Select, from the material below, each line with "Direction" in it.

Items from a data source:
= = =

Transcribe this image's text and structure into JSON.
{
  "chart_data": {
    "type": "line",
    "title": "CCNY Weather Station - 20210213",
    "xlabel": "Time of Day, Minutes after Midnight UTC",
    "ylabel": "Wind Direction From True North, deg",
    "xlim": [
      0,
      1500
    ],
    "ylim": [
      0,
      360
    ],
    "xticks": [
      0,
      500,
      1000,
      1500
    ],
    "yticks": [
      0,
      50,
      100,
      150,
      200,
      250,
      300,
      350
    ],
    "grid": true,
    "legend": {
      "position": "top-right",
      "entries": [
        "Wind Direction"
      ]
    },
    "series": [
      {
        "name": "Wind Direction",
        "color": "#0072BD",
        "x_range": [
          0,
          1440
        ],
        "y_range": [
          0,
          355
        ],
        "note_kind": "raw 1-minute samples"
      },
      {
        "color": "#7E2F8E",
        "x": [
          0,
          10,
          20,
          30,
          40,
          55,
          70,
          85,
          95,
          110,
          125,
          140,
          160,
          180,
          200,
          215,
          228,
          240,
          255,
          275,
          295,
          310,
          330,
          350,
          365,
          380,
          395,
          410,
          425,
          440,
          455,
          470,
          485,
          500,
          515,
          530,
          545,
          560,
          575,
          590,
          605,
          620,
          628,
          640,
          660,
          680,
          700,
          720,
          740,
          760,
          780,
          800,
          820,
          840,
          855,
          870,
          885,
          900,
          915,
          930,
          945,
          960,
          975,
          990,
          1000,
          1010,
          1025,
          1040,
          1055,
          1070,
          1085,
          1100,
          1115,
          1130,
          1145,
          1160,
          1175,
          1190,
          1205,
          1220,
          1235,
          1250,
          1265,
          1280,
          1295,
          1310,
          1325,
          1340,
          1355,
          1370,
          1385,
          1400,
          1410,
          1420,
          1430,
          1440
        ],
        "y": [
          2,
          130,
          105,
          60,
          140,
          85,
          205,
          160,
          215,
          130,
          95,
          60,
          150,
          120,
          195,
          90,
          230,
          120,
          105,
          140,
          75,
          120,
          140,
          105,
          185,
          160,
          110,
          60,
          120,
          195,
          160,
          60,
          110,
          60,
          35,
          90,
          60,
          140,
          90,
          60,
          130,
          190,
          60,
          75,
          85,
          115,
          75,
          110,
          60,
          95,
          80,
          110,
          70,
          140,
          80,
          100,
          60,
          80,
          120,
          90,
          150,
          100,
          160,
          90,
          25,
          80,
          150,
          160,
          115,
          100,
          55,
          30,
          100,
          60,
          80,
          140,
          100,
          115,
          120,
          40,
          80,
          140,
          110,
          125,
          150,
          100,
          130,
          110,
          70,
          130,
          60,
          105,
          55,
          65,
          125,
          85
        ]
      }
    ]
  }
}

= = =

> _Final result_
    "ylabel": "Wind Direction From True North, deg",
        "Wind Direction"
        "name": "Wind Direction",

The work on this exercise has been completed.